-- Start of MATERIAL PROVIDED --

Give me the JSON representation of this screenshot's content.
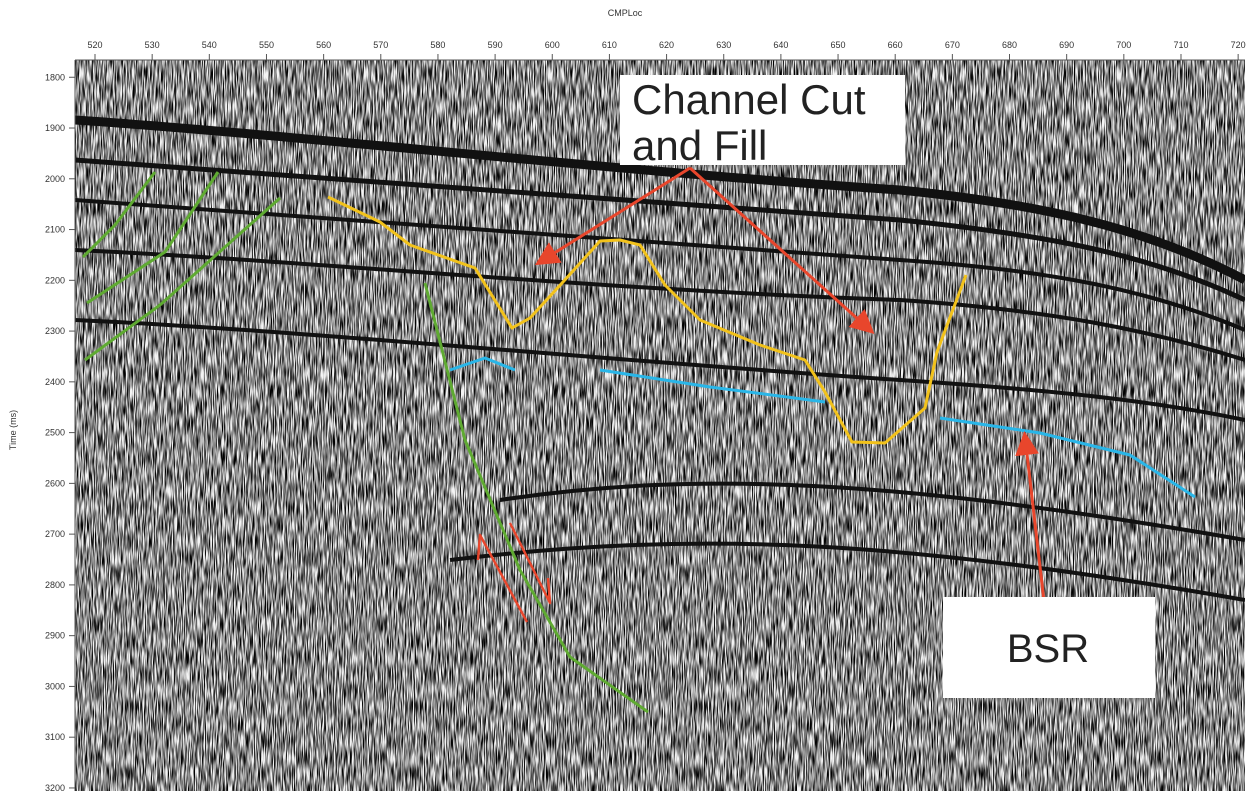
{
  "chart_data": {
    "type": "seismic-section",
    "x_label": "CMPLoc",
    "y_label": "Time (ms)",
    "xlim": [
      516.5,
      721.2
    ],
    "xticks": [
      520,
      530,
      540,
      550,
      560,
      570,
      580,
      590,
      600,
      610,
      620,
      630,
      640,
      650,
      660,
      670,
      680,
      690,
      700,
      710,
      720
    ],
    "ylim": [
      1766,
      3206
    ],
    "yticks": [
      1800,
      1900,
      2000,
      2100,
      2200,
      2300,
      2400,
      2500,
      2600,
      2700,
      2800,
      2900,
      3000,
      3100,
      3200
    ],
    "annotations": {
      "channel": [
        "Channel Cut",
        "and Fill"
      ],
      "bsr": "BSR"
    }
  }
}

-- End of MATERIAL PROVIDED --

Pictures in the records above should not be copied. Repeat everything else exactly.

## CORRECT ANSWER
Give me the JSON representation of this screenshot's content.
{
  "chart_data": {
    "type": "seismic-section",
    "x_label": "CMPLoc",
    "y_label": "Time (ms)",
    "xlim": [
      516.5,
      721.2
    ],
    "xticks": [
      520,
      530,
      540,
      550,
      560,
      570,
      580,
      590,
      600,
      610,
      620,
      630,
      640,
      650,
      660,
      670,
      680,
      690,
      700,
      710,
      720
    ],
    "ylim": [
      1766,
      3206
    ],
    "yticks": [
      1800,
      1900,
      2000,
      2100,
      2200,
      2300,
      2400,
      2500,
      2600,
      2700,
      2800,
      2900,
      3000,
      3100,
      3200
    ],
    "annotations": {
      "channel": [
        "Channel Cut",
        "and Fill"
      ],
      "bsr": "BSR"
    }
  }
}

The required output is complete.